** begin Records to use **

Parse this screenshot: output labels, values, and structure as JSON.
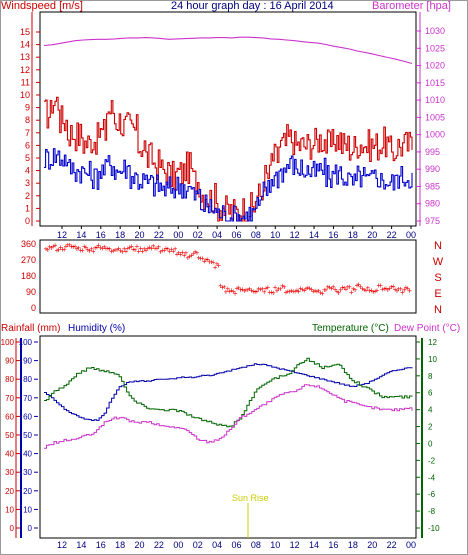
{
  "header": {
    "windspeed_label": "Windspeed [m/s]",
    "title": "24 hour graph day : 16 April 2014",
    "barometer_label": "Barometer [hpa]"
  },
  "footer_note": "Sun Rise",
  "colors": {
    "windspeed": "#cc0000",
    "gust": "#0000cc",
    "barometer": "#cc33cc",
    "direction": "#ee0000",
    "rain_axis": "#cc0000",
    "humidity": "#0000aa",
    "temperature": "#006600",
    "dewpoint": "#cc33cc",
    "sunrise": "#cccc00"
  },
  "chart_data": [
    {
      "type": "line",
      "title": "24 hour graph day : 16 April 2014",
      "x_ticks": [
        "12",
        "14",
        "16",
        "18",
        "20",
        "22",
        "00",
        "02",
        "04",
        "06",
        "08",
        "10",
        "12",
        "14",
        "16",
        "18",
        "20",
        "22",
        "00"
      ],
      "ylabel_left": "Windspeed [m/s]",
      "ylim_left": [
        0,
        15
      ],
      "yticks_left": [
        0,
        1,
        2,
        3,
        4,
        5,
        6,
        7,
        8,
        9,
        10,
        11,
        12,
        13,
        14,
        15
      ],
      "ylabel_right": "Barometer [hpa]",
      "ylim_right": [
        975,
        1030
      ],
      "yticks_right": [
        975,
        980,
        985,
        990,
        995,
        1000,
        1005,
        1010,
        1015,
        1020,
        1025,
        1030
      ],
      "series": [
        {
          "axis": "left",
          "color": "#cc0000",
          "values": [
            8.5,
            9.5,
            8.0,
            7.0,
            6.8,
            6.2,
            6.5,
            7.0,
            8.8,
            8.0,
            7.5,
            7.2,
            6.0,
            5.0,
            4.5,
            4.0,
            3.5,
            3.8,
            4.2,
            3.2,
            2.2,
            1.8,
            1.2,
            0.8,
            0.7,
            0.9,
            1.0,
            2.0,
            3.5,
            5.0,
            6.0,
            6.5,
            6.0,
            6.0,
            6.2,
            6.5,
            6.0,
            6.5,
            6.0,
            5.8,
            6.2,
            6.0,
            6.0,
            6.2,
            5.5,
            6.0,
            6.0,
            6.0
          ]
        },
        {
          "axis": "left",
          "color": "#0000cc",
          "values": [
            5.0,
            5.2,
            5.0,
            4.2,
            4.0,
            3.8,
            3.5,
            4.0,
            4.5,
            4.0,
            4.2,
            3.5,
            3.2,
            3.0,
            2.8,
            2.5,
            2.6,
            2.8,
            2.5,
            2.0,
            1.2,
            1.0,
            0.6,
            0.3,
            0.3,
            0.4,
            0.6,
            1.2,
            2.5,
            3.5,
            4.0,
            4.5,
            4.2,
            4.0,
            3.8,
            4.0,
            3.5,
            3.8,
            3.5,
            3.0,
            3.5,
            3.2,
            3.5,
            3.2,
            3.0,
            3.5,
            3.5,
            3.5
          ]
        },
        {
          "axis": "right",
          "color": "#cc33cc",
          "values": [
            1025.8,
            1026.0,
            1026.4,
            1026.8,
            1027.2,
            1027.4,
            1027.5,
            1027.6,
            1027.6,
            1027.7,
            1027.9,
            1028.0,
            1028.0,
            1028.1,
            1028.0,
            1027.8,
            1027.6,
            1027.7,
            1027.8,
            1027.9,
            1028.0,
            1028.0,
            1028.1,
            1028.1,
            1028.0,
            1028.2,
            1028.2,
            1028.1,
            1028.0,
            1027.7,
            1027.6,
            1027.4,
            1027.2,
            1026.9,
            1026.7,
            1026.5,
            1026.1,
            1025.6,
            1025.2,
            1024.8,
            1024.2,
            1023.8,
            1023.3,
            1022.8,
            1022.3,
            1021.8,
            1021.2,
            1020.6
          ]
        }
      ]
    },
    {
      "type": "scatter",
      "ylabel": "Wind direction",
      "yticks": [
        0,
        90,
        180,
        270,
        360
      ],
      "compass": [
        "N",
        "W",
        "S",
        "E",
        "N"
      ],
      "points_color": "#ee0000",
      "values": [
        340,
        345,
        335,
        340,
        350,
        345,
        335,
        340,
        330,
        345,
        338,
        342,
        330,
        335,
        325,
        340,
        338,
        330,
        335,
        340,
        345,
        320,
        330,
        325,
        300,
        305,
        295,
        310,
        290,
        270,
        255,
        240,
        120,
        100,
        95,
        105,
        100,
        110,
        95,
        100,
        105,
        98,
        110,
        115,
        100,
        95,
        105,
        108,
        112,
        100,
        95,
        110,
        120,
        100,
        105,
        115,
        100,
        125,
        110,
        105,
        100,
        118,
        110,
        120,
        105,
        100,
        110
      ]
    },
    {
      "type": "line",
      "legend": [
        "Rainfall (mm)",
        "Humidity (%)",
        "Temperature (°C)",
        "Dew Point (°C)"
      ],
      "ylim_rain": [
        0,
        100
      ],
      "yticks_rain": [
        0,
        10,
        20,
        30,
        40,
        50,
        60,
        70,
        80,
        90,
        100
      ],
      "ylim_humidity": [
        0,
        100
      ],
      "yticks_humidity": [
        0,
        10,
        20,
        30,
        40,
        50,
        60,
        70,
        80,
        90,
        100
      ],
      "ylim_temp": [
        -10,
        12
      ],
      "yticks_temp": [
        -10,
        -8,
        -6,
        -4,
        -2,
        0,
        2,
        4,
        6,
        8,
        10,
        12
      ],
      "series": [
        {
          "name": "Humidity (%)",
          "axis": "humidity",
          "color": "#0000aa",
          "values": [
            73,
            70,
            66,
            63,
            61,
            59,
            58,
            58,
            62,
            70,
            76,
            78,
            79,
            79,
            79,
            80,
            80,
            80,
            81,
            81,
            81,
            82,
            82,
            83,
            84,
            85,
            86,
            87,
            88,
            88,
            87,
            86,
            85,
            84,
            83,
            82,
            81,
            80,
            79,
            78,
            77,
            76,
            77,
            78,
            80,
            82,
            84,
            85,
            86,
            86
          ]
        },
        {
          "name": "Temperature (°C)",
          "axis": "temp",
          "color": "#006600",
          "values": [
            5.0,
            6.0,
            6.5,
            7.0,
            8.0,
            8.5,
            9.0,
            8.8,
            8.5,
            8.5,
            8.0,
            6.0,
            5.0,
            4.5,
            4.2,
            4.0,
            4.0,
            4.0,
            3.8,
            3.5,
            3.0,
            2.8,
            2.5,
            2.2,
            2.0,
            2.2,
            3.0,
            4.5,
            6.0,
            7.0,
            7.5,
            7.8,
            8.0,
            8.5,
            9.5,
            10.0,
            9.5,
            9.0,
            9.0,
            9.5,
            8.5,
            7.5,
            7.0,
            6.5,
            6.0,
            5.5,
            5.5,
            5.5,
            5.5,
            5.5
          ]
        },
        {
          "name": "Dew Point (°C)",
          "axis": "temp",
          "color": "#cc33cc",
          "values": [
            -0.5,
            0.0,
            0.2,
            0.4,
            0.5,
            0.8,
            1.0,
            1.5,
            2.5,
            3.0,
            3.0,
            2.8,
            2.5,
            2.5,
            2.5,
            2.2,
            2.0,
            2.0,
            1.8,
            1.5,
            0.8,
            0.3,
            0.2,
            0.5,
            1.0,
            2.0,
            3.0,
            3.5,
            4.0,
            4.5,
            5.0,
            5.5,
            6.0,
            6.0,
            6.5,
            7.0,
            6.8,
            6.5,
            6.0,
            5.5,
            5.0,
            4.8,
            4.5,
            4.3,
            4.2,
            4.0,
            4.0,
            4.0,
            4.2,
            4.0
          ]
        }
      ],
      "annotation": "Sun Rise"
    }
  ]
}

** end Records to use **
** begin Records to use **

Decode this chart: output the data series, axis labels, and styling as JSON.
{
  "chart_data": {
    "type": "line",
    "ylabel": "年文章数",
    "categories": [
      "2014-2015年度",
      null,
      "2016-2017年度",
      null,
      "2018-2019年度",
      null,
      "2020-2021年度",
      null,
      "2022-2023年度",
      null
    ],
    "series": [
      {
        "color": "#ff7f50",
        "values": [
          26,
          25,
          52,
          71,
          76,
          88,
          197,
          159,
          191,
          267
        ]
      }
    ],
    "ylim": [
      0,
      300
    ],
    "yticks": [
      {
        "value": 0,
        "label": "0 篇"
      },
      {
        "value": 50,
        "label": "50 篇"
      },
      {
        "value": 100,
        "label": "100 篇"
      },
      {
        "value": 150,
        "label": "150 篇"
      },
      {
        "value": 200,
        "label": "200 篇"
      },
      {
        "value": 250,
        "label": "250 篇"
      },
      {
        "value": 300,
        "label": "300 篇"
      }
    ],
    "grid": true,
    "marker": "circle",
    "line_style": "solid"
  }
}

** end Records to use **
** begin Records to use **

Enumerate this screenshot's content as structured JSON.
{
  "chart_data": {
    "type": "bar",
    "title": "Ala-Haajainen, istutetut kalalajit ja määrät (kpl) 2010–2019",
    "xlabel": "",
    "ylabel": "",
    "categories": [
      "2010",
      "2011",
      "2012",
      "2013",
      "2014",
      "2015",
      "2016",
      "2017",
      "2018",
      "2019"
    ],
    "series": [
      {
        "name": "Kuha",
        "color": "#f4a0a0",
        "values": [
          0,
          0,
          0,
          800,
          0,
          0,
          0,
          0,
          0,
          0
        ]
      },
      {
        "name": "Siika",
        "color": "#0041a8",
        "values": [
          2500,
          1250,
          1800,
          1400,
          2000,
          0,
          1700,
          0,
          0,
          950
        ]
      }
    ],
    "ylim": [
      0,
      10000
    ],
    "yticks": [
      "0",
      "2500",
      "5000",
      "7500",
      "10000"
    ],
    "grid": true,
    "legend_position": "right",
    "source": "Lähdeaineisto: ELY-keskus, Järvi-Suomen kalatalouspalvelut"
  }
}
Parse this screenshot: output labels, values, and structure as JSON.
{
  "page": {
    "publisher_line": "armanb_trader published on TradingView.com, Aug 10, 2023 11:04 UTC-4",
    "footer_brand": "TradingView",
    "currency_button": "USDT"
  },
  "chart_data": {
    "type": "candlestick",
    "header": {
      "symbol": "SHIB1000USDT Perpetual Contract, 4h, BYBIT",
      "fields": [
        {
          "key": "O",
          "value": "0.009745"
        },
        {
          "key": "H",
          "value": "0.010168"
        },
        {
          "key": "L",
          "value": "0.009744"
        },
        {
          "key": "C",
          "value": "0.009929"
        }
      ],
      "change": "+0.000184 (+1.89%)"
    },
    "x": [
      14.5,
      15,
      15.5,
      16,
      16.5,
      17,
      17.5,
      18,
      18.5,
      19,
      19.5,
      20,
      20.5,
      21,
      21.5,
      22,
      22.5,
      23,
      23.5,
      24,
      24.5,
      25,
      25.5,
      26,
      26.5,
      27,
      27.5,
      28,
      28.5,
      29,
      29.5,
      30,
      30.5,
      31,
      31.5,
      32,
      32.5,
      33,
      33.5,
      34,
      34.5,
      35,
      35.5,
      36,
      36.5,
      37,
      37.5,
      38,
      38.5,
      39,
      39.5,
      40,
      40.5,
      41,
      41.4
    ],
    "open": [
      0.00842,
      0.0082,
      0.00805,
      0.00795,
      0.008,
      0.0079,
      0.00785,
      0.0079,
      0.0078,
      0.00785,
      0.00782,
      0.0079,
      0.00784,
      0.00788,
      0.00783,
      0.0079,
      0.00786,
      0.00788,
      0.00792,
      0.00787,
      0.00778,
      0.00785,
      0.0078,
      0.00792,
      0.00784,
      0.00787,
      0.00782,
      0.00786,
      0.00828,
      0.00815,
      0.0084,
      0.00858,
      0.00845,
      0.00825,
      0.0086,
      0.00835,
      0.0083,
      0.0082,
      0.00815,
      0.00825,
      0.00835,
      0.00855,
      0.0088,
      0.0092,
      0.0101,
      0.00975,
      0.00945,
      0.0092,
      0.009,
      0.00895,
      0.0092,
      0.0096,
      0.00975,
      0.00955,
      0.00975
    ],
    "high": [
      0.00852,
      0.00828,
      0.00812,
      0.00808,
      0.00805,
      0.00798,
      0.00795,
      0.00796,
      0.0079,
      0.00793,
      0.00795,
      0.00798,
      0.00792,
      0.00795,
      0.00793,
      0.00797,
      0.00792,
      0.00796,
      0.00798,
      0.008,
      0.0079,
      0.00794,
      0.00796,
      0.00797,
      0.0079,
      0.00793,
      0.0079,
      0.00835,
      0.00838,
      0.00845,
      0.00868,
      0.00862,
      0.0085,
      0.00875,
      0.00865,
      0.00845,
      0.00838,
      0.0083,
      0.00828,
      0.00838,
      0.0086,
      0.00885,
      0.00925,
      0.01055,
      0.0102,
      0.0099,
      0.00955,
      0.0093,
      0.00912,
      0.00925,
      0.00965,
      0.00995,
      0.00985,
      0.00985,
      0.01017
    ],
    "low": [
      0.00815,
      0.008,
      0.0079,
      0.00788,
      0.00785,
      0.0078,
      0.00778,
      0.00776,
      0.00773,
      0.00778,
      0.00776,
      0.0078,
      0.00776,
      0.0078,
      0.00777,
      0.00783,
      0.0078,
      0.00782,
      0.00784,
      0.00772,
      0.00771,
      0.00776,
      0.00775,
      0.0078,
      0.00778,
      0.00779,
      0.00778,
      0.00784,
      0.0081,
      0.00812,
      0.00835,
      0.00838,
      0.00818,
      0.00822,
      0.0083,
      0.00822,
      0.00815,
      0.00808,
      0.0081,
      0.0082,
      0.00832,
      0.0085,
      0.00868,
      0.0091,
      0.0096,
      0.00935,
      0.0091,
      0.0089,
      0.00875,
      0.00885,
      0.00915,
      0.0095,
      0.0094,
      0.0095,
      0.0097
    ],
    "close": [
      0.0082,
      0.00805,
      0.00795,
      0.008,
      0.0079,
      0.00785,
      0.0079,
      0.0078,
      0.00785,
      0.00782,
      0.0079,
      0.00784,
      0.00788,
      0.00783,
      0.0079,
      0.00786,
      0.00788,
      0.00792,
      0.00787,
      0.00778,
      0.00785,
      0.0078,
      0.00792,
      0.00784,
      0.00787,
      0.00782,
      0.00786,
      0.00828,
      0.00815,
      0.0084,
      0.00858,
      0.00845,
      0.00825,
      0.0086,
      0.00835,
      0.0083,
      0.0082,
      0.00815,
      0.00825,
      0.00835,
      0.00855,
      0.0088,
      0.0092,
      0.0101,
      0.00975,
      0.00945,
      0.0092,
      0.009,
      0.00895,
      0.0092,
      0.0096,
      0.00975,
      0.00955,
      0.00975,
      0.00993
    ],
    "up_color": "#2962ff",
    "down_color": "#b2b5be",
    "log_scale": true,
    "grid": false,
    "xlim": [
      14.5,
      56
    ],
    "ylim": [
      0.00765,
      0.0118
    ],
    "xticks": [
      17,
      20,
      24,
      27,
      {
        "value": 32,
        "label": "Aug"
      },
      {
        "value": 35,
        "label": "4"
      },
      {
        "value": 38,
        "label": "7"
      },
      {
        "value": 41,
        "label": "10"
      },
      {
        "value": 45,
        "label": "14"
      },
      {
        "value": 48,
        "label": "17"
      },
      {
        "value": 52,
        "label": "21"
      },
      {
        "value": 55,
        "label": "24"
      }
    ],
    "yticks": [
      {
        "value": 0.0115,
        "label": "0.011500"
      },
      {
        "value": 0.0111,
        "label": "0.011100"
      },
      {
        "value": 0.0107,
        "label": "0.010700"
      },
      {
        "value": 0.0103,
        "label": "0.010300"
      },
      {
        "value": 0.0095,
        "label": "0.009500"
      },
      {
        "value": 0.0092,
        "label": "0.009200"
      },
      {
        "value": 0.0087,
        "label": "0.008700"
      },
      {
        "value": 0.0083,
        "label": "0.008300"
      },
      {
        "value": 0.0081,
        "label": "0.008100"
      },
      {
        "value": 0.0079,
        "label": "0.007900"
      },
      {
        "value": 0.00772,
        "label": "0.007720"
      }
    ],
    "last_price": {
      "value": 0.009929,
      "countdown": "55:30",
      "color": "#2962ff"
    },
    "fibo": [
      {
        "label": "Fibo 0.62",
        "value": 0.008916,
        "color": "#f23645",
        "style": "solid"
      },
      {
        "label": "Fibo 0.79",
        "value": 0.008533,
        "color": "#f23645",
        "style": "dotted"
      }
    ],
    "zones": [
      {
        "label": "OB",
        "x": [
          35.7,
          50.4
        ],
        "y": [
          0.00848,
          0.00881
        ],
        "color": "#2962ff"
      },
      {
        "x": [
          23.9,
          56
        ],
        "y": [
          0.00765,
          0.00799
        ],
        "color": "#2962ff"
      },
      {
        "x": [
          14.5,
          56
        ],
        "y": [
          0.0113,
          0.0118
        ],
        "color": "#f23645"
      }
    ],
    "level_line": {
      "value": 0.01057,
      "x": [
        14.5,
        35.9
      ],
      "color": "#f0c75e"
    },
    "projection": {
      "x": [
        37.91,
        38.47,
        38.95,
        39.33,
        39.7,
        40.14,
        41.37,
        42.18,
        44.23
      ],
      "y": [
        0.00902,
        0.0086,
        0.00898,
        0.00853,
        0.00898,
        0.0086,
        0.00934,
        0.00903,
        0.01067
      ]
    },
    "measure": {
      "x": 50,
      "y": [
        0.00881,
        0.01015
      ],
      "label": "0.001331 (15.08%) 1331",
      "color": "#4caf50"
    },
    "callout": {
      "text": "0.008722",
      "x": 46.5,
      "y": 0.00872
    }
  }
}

** end Records to use **

* _Task prompt_: Which lines contain the word "this"? Copy each of them.

* _Written response_:
Parse this screenshot: output labels, values, and structure as JSON.
Decode this chart: output the data series, axis labels, and styling as JSON.
Enumerate this screenshot's content as structured JSON.
Parse this screenshot: output labels, values, and structure as JSON.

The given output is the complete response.